TASK OBJECTIVE: Scan the entries below for the word "Hong". Copy each line that has it.
— START STORED RECORDS —
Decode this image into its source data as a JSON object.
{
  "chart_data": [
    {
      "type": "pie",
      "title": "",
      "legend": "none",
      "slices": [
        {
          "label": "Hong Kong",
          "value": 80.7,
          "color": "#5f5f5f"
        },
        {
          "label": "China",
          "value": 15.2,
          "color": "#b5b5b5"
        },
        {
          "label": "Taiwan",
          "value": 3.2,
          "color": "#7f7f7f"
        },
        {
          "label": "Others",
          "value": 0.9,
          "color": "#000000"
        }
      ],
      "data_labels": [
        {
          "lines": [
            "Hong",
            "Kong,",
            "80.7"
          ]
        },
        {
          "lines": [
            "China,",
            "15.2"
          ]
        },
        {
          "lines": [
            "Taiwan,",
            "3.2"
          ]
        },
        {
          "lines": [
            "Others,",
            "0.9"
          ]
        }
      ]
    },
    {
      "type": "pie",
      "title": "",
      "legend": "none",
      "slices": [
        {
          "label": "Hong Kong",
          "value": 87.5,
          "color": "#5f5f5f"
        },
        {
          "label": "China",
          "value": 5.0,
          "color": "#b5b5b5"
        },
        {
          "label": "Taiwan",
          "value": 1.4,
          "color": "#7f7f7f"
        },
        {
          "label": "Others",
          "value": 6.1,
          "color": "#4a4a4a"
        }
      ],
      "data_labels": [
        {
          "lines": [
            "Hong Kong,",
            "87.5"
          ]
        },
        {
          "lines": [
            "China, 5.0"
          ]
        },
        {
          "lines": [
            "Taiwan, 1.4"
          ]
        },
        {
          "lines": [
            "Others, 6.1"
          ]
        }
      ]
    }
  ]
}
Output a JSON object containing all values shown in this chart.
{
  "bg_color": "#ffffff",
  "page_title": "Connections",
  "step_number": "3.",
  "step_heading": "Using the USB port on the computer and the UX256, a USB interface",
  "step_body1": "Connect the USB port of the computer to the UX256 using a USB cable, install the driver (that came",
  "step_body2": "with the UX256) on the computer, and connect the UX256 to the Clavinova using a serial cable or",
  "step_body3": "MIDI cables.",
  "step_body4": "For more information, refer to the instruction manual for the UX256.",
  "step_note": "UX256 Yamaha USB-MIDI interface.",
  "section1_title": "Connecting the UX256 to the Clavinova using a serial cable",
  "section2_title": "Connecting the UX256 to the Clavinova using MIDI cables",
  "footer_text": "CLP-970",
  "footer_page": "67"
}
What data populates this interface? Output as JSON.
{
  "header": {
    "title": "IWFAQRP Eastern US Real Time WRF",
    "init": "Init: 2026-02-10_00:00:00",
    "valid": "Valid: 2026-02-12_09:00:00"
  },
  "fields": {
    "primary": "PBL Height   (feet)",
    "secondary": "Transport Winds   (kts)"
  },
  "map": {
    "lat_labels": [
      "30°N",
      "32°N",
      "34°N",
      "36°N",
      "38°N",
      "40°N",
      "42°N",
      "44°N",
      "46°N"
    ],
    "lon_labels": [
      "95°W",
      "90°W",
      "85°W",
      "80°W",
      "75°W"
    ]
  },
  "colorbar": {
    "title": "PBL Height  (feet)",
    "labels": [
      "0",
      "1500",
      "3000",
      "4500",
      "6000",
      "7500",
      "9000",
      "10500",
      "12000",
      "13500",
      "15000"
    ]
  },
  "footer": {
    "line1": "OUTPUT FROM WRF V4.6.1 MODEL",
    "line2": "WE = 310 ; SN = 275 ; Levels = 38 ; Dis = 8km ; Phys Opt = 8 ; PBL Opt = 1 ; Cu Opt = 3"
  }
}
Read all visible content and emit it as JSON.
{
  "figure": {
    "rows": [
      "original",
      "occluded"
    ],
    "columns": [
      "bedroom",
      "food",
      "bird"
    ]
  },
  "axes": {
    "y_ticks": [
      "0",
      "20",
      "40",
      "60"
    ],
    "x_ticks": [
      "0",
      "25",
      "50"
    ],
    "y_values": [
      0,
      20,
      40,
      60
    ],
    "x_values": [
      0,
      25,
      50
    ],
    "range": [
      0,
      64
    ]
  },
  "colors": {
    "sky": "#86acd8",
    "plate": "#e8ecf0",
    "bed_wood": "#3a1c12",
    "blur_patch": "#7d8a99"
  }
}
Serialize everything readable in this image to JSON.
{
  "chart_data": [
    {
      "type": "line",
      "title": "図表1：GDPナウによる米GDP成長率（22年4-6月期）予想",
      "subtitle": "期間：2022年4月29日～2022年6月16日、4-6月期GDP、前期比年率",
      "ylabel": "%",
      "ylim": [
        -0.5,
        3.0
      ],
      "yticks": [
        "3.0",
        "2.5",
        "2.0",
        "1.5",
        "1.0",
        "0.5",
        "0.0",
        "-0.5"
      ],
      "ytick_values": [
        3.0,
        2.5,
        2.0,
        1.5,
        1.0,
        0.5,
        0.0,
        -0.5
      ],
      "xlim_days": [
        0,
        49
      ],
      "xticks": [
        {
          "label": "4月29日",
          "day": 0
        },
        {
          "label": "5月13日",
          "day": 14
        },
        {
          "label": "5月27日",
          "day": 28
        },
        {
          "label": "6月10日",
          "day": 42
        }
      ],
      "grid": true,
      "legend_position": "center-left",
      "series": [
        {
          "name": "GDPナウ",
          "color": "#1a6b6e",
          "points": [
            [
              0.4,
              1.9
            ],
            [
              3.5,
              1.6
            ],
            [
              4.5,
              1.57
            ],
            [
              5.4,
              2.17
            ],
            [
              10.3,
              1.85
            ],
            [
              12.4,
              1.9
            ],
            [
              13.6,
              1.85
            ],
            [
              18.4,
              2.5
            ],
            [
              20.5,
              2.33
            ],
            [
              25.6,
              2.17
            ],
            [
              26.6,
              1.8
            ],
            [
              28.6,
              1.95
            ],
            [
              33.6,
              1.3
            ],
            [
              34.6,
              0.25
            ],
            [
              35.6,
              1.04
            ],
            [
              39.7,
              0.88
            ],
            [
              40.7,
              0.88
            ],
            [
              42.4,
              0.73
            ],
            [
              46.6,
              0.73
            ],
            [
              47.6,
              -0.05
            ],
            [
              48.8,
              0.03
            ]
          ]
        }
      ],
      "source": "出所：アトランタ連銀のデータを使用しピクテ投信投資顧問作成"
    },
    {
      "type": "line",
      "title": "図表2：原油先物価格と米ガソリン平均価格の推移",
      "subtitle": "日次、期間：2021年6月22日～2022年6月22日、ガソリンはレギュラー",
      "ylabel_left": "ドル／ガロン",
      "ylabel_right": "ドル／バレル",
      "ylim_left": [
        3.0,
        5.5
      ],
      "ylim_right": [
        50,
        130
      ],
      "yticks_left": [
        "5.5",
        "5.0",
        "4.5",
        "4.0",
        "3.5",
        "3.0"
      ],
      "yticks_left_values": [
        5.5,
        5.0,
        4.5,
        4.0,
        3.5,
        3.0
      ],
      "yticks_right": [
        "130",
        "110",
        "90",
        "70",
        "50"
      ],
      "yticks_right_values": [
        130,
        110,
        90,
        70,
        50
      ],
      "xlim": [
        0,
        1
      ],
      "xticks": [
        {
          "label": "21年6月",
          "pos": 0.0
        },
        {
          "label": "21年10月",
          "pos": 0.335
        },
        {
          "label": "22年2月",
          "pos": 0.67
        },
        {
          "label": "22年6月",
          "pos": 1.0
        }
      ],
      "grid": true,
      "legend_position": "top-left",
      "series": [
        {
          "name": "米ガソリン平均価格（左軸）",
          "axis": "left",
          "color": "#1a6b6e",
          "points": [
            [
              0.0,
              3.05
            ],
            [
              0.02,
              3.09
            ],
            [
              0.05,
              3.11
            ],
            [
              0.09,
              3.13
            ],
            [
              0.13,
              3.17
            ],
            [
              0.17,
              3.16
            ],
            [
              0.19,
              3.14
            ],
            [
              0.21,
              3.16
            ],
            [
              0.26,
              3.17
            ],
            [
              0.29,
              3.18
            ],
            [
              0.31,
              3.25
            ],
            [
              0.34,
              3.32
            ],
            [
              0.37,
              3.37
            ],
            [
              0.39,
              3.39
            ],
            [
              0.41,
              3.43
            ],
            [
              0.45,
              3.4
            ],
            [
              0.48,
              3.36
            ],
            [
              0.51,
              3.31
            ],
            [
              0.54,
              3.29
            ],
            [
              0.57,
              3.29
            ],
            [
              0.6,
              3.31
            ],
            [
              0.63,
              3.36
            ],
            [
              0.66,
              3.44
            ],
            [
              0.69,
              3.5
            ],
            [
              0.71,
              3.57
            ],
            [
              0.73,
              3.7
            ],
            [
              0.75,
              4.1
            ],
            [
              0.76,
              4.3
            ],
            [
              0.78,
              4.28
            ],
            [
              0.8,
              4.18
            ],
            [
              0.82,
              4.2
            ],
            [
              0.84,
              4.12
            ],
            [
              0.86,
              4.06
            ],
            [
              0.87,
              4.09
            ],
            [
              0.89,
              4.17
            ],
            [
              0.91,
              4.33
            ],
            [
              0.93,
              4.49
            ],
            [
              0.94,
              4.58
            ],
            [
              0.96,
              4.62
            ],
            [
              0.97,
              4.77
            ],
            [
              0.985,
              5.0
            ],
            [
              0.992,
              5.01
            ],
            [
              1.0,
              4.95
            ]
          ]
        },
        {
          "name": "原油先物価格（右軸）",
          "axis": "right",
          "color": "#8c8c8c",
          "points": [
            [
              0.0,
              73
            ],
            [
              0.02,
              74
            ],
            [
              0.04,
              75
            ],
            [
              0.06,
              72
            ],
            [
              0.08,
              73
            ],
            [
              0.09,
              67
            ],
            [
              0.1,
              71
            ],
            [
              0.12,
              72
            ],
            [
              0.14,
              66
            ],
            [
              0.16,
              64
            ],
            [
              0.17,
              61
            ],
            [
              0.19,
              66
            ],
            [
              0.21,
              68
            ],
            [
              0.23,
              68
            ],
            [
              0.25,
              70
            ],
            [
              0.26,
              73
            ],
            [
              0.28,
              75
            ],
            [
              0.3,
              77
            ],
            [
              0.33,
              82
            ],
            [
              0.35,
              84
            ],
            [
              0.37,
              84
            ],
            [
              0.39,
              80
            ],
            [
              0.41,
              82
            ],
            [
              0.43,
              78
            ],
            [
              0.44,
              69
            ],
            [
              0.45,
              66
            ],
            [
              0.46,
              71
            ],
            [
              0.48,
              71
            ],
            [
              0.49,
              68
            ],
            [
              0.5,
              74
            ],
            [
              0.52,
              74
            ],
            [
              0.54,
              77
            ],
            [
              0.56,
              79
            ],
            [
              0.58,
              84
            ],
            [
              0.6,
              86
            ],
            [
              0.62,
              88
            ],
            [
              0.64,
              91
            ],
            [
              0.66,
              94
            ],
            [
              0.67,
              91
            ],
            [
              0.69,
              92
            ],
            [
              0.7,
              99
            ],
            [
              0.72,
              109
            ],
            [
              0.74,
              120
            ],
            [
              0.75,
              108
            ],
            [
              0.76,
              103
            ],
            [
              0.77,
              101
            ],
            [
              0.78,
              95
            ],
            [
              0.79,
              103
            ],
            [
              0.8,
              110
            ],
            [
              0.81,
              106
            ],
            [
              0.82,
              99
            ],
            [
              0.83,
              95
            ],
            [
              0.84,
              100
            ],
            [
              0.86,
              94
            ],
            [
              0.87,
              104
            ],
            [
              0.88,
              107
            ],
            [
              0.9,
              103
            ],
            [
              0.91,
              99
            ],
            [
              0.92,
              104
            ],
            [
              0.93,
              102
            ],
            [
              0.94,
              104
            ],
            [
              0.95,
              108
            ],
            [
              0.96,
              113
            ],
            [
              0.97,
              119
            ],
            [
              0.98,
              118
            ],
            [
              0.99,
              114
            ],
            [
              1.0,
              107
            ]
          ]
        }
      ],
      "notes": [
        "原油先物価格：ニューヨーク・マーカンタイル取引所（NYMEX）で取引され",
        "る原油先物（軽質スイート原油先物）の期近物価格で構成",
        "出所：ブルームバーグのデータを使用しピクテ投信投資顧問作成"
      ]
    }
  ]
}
— END STORED RECORDS —
FULL RESPONSE:
          "label": "Hong Kong",
            "Hong",
          "label": "Hong Kong",
            "Hong Kong,",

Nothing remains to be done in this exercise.